Given entries =>

━━━━━━━━

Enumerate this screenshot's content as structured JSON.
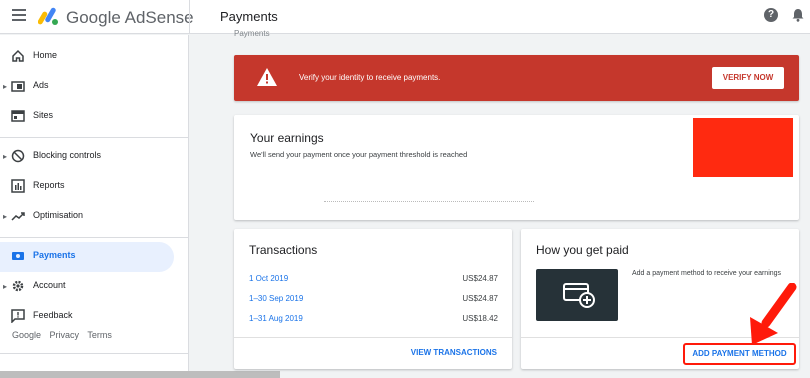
{
  "header": {
    "brand": "Google AdSense",
    "page_title": "Payments",
    "help_glyph": "?"
  },
  "sidebar": {
    "items": [
      {
        "label": "Home",
        "icon": "home-icon",
        "has_caret": false,
        "active": false
      },
      {
        "label": "Ads",
        "icon": "ads-icon",
        "has_caret": true,
        "active": false
      },
      {
        "label": "Sites",
        "icon": "sites-icon",
        "has_caret": false,
        "active": false
      },
      {
        "label": "Blocking controls",
        "icon": "block-icon",
        "has_caret": true,
        "active": false
      },
      {
        "label": "Reports",
        "icon": "reports-icon",
        "has_caret": false,
        "active": false
      },
      {
        "label": "Optimisation",
        "icon": "trend-icon",
        "has_caret": true,
        "active": false
      },
      {
        "label": "Payments",
        "icon": "payments-icon",
        "has_caret": false,
        "active": true
      },
      {
        "label": "Account",
        "icon": "gear-icon",
        "has_caret": true,
        "active": false
      },
      {
        "label": "Feedback",
        "icon": "feedback-icon",
        "has_caret": false,
        "active": false
      }
    ],
    "footer": {
      "google": "Google",
      "privacy": "Privacy",
      "terms": "Terms"
    }
  },
  "main": {
    "breadcrumb": "Payments",
    "alert": {
      "text": "Verify your identity to receive payments.",
      "button": "VERIFY NOW",
      "color": "#c5372c"
    },
    "earnings": {
      "title": "Your earnings",
      "subtitle": "We'll send your payment once your payment threshold is reached"
    },
    "transactions": {
      "title": "Transactions",
      "rows": [
        {
          "date": "1 Oct 2019",
          "amount": "US$24.87"
        },
        {
          "date": "1–30 Sep 2019",
          "amount": "US$24.87"
        },
        {
          "date": "1–31 Aug 2019",
          "amount": "US$18.42"
        }
      ],
      "action": "VIEW TRANSACTIONS"
    },
    "how_paid": {
      "title": "How you get paid",
      "description": "Add a payment method to receive your earnings",
      "action": "ADD PAYMENT METHOD"
    }
  },
  "colors": {
    "accent": "#1a73e8",
    "alert": "#c5372c",
    "highlight": "#ff1a0a"
  }
}
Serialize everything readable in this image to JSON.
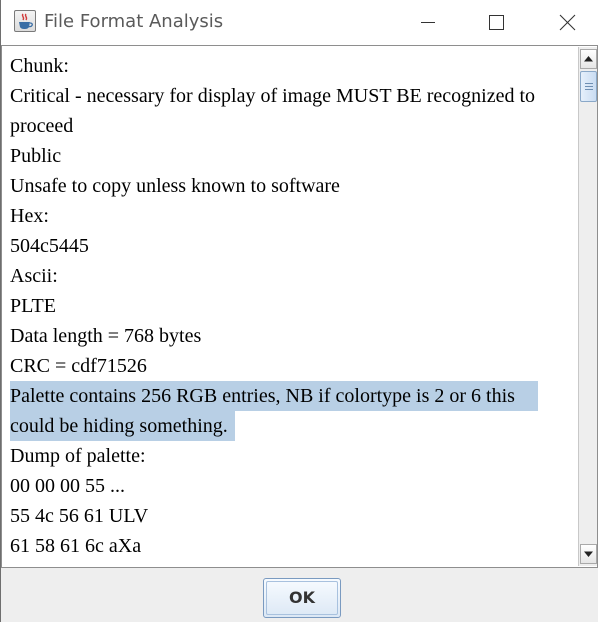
{
  "window": {
    "title": "File Format Analysis",
    "icon": "java-cup-icon"
  },
  "title_buttons": {
    "minimize_icon": "minimize-icon",
    "maximize_icon": "maximize-icon",
    "close_icon": "close-icon"
  },
  "content": {
    "lines": [
      "Chunk:",
      "Critical - necessary for display of image MUST BE recognized to",
      "proceed",
      "Public",
      "Unsafe to copy unless known to software",
      "Hex:",
      "504c5445",
      "Ascii:",
      "PLTE",
      "Data length = 768 bytes",
      "CRC = cdf71526",
      "Palette contains 256 RGB entries, NB if colortype is 2 or 6 this",
      "could be hiding something.",
      "Dump of palette:",
      "00 00 00 55 ...",
      "55 4c 56 61 ULV",
      "61 58 61 6c aXa"
    ],
    "selection_color": "#b8cfe5"
  },
  "scrollbar": {
    "up_icon": "arrow-up-icon",
    "down_icon": "arrow-down-icon",
    "thumb_position_fraction": 0.0
  },
  "footer": {
    "ok_label": "OK"
  }
}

━━━━━━━━

Exercise objective => Work through the records line by line and tally those with the word "date". Report only the total.

Result of this task => 3